Retype the whole listing, please, keeping every line exact and dropping the pictures.

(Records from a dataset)
________________________________________

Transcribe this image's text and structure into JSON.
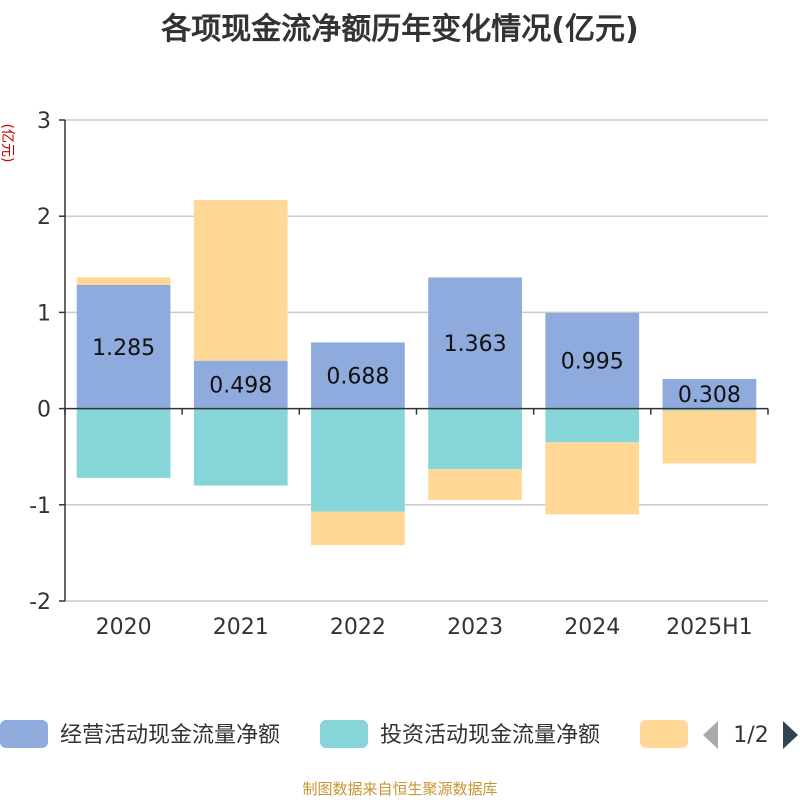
{
  "title": "各项现金流净额历年变化情况(亿元)",
  "source_note": "制图数据来自恒生聚源数据库",
  "chart_data": {
    "type": "bar",
    "stacked": true,
    "title": "各项现金流净额历年变化情况(亿元)",
    "ylabel": "(亿元)",
    "ylim": [
      -2,
      3
    ],
    "yticks": [
      3,
      2,
      1,
      0,
      -1,
      -2
    ],
    "grid": true,
    "legend_position": "bottom",
    "categories": [
      "2020",
      "2021",
      "2022",
      "2023",
      "2024",
      "2025H1"
    ],
    "series": [
      {
        "name": "经营活动现金流量净额",
        "color": "#8faadc",
        "values": [
          1.285,
          0.498,
          0.688,
          1.363,
          0.995,
          0.308
        ],
        "labels": [
          "1.285",
          "0.498",
          "0.688",
          "1.363",
          "0.995",
          "0.308"
        ]
      },
      {
        "name": "投资活动现金流量净额",
        "color": "#86d5d8",
        "values": [
          -0.72,
          -0.8,
          -1.07,
          -0.63,
          -0.35,
          -0.02
        ]
      },
      {
        "name": "",
        "color": "#ffd896",
        "values": [
          0.08,
          1.67,
          -0.35,
          -0.32,
          -0.75,
          -0.55
        ]
      }
    ],
    "legend_page": "1/2"
  }
}
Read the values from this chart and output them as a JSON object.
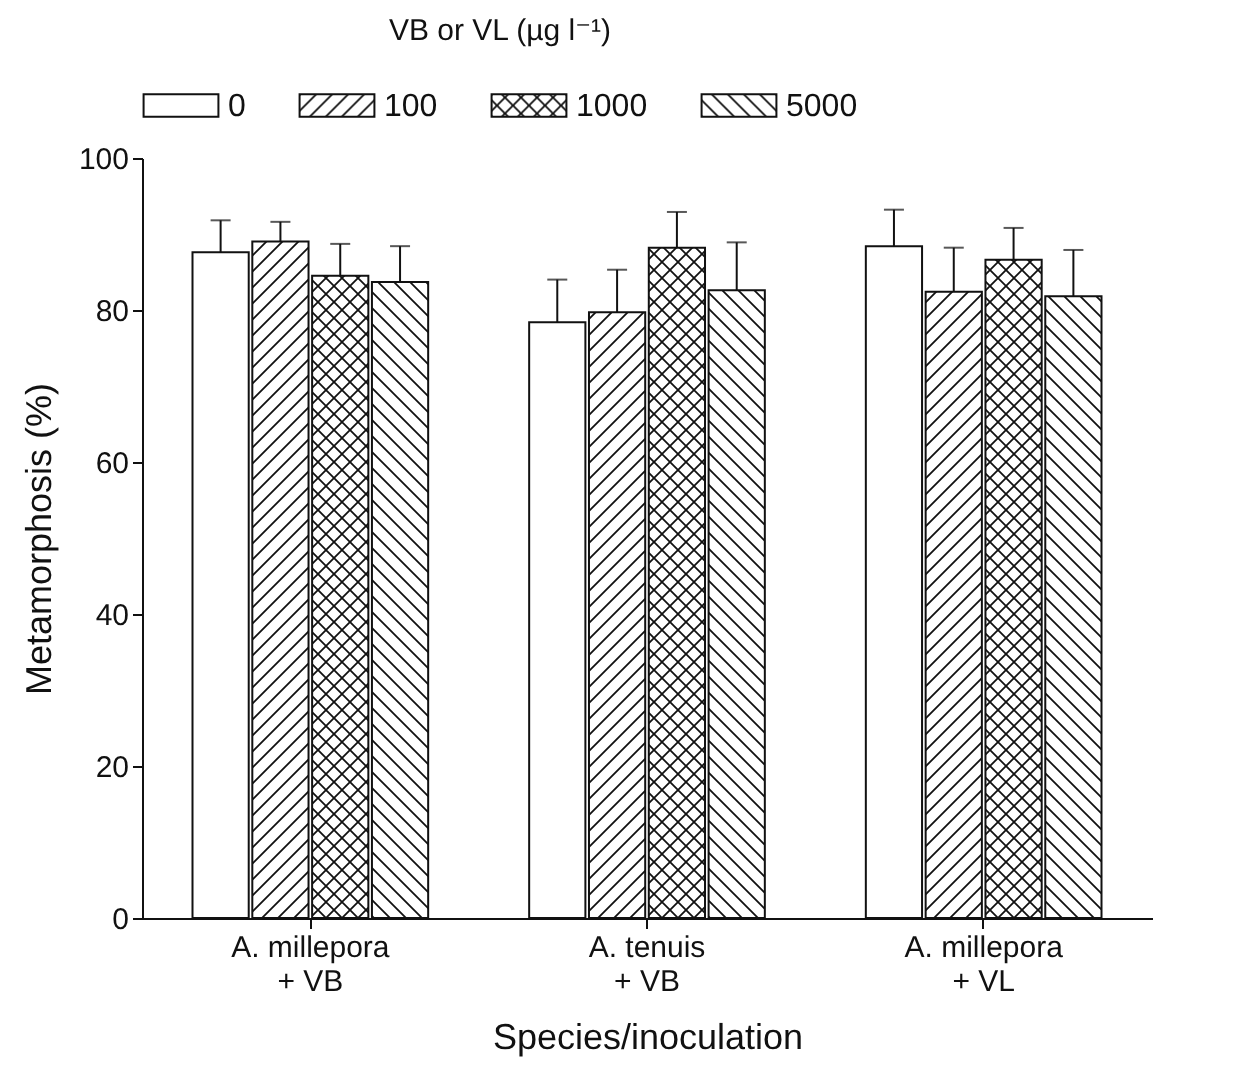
{
  "chart_data": {
    "type": "bar",
    "xlabel": "Species/inoculation",
    "ylabel": "Metamorphosis (%)",
    "legend_title": "VB or VL (µg l⁻¹)",
    "legend": "top",
    "categories": [
      "A. millepora\n+ VB",
      "A. tenuis\n+ VB",
      "A. millepora\n+ VL"
    ],
    "ylim": [
      0,
      100
    ],
    "yticks": [
      0,
      20,
      40,
      60,
      80,
      100
    ],
    "grid": false,
    "series": [
      {
        "name": "0",
        "color": "#111111",
        "values": [
          87.6,
          78.4,
          88.4
        ],
        "errors": [
          [
            87.6,
            91.8
          ],
          [
            78.4,
            84
          ],
          [
            88.4,
            93.2
          ]
        ]
      },
      {
        "name": "100",
        "color": "#111111",
        "values": [
          89,
          79.7,
          82.4
        ],
        "errors": [
          [
            89,
            91.6
          ],
          [
            79.7,
            85.3
          ],
          [
            82.4,
            88.2
          ]
        ]
      },
      {
        "name": "1000",
        "color": "#111111",
        "values": [
          84.5,
          88.2,
          86.6
        ],
        "errors": [
          [
            84.5,
            88.7
          ],
          [
            88.2,
            92.9
          ],
          [
            86.6,
            90.8
          ]
        ]
      },
      {
        "name": "5000",
        "color": "#111111",
        "values": [
          83.7,
          82.6,
          81.8
        ],
        "errors": [
          [
            83.7,
            88.4
          ],
          [
            82.6,
            88.9
          ],
          [
            81.8,
            87.9
          ]
        ]
      }
    ]
  }
}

________________________________________

FULL ANSWER:
Transcribe this image's text and structure into JSON.
{
  "title": "各项现金流净额历年变化情况(亿元)",
  "source_note": "制图数据来自恒生聚源数据库",
  "chart_data": {
    "type": "bar",
    "stacked": true,
    "title": "各项现金流净额历年变化情况(亿元)",
    "ylabel": "(亿元)",
    "ylim": [
      -2,
      3
    ],
    "yticks": [
      3,
      2,
      1,
      0,
      -1,
      -2
    ],
    "grid": true,
    "legend_position": "bottom",
    "categories": [
      "2020",
      "2021",
      "2022",
      "2023",
      "2024",
      "2025H1"
    ],
    "series": [
      {
        "name": "经营活动现金流量净额",
        "color": "#8faadc",
        "values": [
          1.285,
          0.498,
          0.688,
          1.363,
          0.995,
          0.308
        ],
        "labels": [
          "1.285",
          "0.498",
          "0.688",
          "1.363",
          "0.995",
          "0.308"
        ]
      },
      {
        "name": "投资活动现金流量净额",
        "color": "#86d5d8",
        "values": [
          -0.72,
          -0.8,
          -1.07,
          -0.63,
          -0.35,
          -0.02
        ]
      },
      {
        "name": "",
        "color": "#ffd896",
        "values": [
          0.08,
          1.67,
          -0.35,
          -0.32,
          -0.75,
          -0.55
        ]
      }
    ],
    "legend_page": "1/2"
  }
}
Read the values from this chart and output them as a JSON object.
{
  "chart_data": {
    "type": "bar",
    "xlabel": "Species/inoculation",
    "ylabel": "Metamorphosis (%)",
    "legend_title": "VB or VL (µg l⁻¹)",
    "legend": "top",
    "categories": [
      "A. millepora\n+ VB",
      "A. tenuis\n+ VB",
      "A. millepora\n+ VL"
    ],
    "ylim": [
      0,
      100
    ],
    "yticks": [
      0,
      20,
      40,
      60,
      80,
      100
    ],
    "grid": false,
    "series": [
      {
        "name": "0",
        "color": "#111111",
        "values": [
          87.6,
          78.4,
          88.4
        ],
        "errors": [
          [
            87.6,
            91.8
          ],
          [
            78.4,
            84
          ],
          [
            88.4,
            93.2
          ]
        ]
      },
      {
        "name": "100",
        "color": "#111111",
        "values": [
          89,
          79.7,
          82.4
        ],
        "errors": [
          [
            89,
            91.6
          ],
          [
            79.7,
            85.3
          ],
          [
            82.4,
            88.2
          ]
        ]
      },
      {
        "name": "1000",
        "color": "#111111",
        "values": [
          84.5,
          88.2,
          86.6
        ],
        "errors": [
          [
            84.5,
            88.7
          ],
          [
            88.2,
            92.9
          ],
          [
            86.6,
            90.8
          ]
        ]
      },
      {
        "name": "5000",
        "color": "#111111",
        "values": [
          83.7,
          82.6,
          81.8
        ],
        "errors": [
          [
            83.7,
            88.4
          ],
          [
            82.6,
            88.9
          ],
          [
            81.8,
            87.9
          ]
        ]
      }
    ]
  }
}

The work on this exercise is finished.